* [TEXTO ORIGINAL]
Hay que ser muy críticos con el Consejo Nacional Electoral –quien ha comenzado sus funciones con algunos errores violatorios de la Constitución y de la ley– a fin de que su actuación no sea un apéndice prolongador del último Tribunal Supremo Electoral que desconoció las normas jurídicas con absoluta impunidad, aunque a lo mejor, luego de restablecida íntegramente la democracia y el Estado de Derecho, alguien decidirá examinar sus decisiones.
Digo que son errores del Consejo Nacional Electoral porque no creo que haya actuado dolosamente o de mala fe, pues no habiendo especialistas en derecho entre sus miembros, tienen que depender del criterio de sus asesores que los han aconsejado equivocadamente.
Si la Constitución manda –como recordaba en mi columna de la semana precedente– que el Presidente de la República tiene que posesionarse el 24 de mayo del año de su elección, así debe hacerlo, y nadie puede cambiar la fecha. Sin embargo, el CNE parece creer que el Régimen de Transición está por encima de la Constitución, desatinada apreciación porque en ninguno de sus artículos se dice tal cosa, y ni siquiera se refiere a que por la vigencia de ese Régimen la posesión del Primer Mandatario puede ocurrir en otra fecha. Si se mantiene el 26 de abril del 2009 para la primera elección y el 14 de junio para la segunda vuelta, tampoco se cumplirá el periodo de duración del ejercicio presidencial que la Constitución fija en cuatro años (artículo 144, párrafo segundo), en concordancia con lo cual el inefable Régimen de Transición determina que el Presidente concluirá su periodo el 24 de mayo del 2013.
Tampoco puede el CNE permitir, como parece que lo hará, que cualquier funcionario público, ni Presidente ni alcaldes ni nadie, bajo ningún pretexto como puede ser un informe de labores u otro semejante, intervenga en la campaña electoral, sea en espacios pagados o gratuitos, porque auspiciaría otra transgresión constitucional. ¿Una raya más al tigre?

* [TAREA A REALIZAR] Repite completo el texto sobre el Consejo Nacional Electoral, sin cambiar ni una palabra. Las líneas no tienen ningún papel en esto.

* [CONJUNTO DE REGISTROS]
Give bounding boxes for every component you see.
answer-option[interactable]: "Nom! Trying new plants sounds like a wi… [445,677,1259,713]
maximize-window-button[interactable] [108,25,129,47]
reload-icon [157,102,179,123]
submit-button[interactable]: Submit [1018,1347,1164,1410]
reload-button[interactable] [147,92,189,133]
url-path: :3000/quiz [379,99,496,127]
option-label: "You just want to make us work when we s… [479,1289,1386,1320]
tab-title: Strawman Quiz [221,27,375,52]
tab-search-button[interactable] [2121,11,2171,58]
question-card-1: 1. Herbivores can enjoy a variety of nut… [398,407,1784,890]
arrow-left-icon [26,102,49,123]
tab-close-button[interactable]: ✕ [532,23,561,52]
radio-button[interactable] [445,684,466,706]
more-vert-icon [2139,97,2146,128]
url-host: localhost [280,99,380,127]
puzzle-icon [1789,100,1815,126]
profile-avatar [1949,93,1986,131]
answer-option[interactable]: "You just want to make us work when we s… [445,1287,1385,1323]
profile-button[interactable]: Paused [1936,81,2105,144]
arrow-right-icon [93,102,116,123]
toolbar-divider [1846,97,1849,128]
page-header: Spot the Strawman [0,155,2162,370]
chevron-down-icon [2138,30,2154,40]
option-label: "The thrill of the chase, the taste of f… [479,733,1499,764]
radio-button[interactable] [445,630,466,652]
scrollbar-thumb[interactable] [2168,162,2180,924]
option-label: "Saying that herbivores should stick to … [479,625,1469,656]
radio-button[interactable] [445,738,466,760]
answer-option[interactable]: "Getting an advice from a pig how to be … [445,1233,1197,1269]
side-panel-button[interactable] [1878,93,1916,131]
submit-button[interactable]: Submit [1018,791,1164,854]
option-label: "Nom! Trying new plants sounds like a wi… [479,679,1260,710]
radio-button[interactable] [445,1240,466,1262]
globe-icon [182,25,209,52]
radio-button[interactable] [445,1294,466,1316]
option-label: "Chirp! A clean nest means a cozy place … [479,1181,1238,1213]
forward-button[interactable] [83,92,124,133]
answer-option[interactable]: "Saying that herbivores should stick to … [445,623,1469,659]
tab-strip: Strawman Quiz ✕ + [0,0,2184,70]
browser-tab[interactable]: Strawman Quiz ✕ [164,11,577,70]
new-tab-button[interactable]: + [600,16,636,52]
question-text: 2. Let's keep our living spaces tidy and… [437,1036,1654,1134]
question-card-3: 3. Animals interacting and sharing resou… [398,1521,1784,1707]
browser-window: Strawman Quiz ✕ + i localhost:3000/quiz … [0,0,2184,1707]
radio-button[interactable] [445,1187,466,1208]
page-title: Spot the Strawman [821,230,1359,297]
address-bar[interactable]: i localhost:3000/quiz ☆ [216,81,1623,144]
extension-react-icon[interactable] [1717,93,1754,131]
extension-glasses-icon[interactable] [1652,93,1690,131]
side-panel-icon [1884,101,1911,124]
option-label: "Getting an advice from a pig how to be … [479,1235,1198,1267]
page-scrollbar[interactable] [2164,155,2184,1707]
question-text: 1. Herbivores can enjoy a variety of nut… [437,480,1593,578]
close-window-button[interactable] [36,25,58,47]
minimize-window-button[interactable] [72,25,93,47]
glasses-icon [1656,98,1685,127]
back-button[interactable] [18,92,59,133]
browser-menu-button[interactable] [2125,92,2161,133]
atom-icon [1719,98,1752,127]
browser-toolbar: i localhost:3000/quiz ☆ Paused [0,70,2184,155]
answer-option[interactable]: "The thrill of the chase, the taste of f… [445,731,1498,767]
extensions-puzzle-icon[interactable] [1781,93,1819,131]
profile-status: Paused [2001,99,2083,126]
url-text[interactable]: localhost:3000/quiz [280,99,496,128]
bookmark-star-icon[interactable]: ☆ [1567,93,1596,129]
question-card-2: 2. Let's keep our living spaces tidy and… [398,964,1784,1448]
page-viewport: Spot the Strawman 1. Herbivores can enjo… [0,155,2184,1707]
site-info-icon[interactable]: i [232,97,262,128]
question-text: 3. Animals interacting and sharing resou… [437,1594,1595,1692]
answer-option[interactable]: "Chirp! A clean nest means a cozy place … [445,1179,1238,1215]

* [SOLUCIÓN DEL EJERCICIO]
Hay que ser muy críticos con el Consejo Nacional Electoral –quien ha comenzado sus funciones con algunos errores violatorios de la Constitución y de la ley– a fin de que su actuación no sea un apéndice prolongador del último Tribunal Supremo Electoral que desconoció las normas jurídicas con absoluta impunidad, aunque a lo mejor, luego de restablecida íntegramente la democracia y el Estado de Derecho, alguien decidirá examinar sus decisiones.
Digo que son errores del Consejo Nacional Electoral porque no creo que haya actuado dolosamente o de mala fe, pues no habiendo especialistas en derecho entre sus miembros, tienen que depender del criterio de sus asesores que los han aconsejado equivocadamente.
Si la Constitución manda –como recordaba en mi columna de la semana precedente– que el Presidente de la República tiene que posesionarse el 24 de mayo del año de su elección, así debe hacerlo, y nadie puede cambiar la fecha. Sin embargo, el CNE parece creer que el Régimen de Transición está por encima de la Constitución, desatinada apreciación porque en ninguno de sus artículos se dice tal cosa, y ni siquiera se refiere a que por la vigencia de ese Régimen la posesión del Primer Mandatario puede ocurrir en otra fecha. Si se mantiene el 26 de abril del 2009 para la primera elección y el 14 de junio para la segunda vuelta, tampoco se cumplirá el periodo de duración del ejercicio presidencial que la Constitución fija en cuatro años (artículo 144, párrafo segundo), en concordancia con lo cual el inefable Régimen de Transición determina que el Presidente concluirá su periodo el 24 de mayo del 2013.
Tampoco puede el CNE permitir, como parece que lo hará, que cualquier funcionario público, ni Presidente ni alcaldes ni nadie, bajo ningún pretexto como puede ser un informe de labores u otro semejante, intervenga en la campaña electoral, sea en espacios pagados o gratuitos, porque auspiciaría otra transgresión constitucional. ¿Una raya más al tigre?